— WHAT YOU NEED TO DO —
Every line from the line containing "What text is on this page?" through the final line below is to be repeated exactly; no other line is.

## BEGIN MATERIAL FOR THIS TASK

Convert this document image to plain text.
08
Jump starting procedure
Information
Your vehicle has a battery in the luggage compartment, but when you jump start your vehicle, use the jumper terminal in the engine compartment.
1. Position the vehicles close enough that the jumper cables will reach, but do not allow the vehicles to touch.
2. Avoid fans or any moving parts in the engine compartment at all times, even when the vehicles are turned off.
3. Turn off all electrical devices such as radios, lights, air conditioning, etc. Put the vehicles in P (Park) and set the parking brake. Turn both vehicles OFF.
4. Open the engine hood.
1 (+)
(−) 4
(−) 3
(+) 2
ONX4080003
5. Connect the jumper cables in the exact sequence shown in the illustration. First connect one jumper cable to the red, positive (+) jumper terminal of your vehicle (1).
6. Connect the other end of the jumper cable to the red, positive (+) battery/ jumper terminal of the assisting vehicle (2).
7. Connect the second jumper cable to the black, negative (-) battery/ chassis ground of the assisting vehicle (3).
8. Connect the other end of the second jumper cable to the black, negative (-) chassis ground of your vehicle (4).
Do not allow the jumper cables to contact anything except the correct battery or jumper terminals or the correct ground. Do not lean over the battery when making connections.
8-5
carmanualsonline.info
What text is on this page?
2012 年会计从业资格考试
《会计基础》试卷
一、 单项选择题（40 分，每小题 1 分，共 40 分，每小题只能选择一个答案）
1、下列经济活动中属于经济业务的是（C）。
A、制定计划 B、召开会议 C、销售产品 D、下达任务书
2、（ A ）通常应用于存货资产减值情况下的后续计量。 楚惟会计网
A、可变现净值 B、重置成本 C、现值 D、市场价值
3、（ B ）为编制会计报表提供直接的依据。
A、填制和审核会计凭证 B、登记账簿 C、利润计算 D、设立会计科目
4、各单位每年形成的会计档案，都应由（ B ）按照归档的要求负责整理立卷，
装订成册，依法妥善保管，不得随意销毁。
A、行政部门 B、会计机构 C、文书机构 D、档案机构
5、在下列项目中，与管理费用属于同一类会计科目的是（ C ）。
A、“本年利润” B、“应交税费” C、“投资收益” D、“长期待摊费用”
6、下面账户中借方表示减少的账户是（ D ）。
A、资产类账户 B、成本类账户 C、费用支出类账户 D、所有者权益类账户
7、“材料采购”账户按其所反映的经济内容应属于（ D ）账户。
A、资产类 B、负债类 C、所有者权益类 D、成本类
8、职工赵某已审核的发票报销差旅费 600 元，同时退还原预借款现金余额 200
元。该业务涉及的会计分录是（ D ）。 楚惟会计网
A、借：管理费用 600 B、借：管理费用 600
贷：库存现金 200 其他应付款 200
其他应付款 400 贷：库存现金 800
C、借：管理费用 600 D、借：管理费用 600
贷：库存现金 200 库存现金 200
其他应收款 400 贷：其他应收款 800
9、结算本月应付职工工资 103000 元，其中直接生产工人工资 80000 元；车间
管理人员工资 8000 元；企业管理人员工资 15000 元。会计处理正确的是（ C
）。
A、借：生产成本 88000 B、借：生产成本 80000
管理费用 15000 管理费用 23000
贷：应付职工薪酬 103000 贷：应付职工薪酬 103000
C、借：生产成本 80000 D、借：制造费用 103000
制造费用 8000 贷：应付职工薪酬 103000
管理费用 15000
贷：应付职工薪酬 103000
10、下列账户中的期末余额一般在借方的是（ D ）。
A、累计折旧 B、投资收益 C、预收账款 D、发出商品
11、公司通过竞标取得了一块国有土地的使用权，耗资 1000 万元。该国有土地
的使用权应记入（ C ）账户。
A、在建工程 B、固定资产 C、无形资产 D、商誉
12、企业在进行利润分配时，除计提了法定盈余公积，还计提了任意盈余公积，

## END MATERIAL FOR THIS TASK

— SOLUTION FOR THIS TASK —
What text is on this page?
2012 年会计从业资格考试
《会计基础》试卷
一、 单项选择题（40 分，每小题 1 分，共 40 分，每小题只能选择一个答案）
1、下列经济活动中属于经济业务的是（C）。
A、制定计划 B、召开会议 C、销售产品 D、下达任务书
2、（ A ）通常应用于存货资产减值情况下的后续计量。 楚惟会计网
A、可变现净值 B、重置成本 C、现值 D、市场价值
3、（ B ）为编制会计报表提供直接的依据。
A、填制和审核会计凭证 B、登记账簿 C、利润计算 D、设立会计科目
4、各单位每年形成的会计档案，都应由（ B ）按照归档的要求负责整理立卷，
装订成册，依法妥善保管，不得随意销毁。
A、行政部门 B、会计机构 C、文书机构 D、档案机构
5、在下列项目中，与管理费用属于同一类会计科目的是（ C ）。
A、“本年利润” B、“应交税费” C、“投资收益” D、“长期待摊费用”
6、下面账户中借方表示减少的账户是（ D ）。
A、资产类账户 B、成本类账户 C、费用支出类账户 D、所有者权益类账户
7、“材料采购”账户按其所反映的经济内容应属于（ D ）账户。
A、资产类 B、负债类 C、所有者权益类 D、成本类
8、职工赵某已审核的发票报销差旅费 600 元，同时退还原预借款现金余额 200
元。该业务涉及的会计分录是（ D ）。 楚惟会计网
A、借：管理费用 600 B、借：管理费用 600
贷：库存现金 200 其他应付款 200
其他应付款 400 贷：库存现金 800
C、借：管理费用 600 D、借：管理费用 600
贷：库存现金 200 库存现金 200
其他应收款 400 贷：其他应收款 800
9、结算本月应付职工工资 103000 元，其中直接生产工人工资 80000 元；车间
管理人员工资 8000 元；企业管理人员工资 15000 元。会计处理正确的是（ C
）。
A、借：生产成本 88000 B、借：生产成本 80000
管理费用 15000 管理费用 23000
贷：应付职工薪酬 103000 贷：应付职工薪酬 103000
C、借：生产成本 80000 D、借：制造费用 103000
制造费用 8000 贷：应付职工薪酬 103000
管理费用 15000
贷：应付职工薪酬 103000
10、下列账户中的期末余额一般在借方的是（ D ）。
A、累计折旧 B、投资收益 C、预收账款 D、发出商品
11、公司通过竞标取得了一块国有土地的使用权，耗资 1000 万元。该国有土地
的使用权应记入（ C ）账户。
A、在建工程 B、固定资产 C、无形资产 D、商誉
12、企业在进行利润分配时，除计提了法定盈余公积，还计提了任意盈余公积，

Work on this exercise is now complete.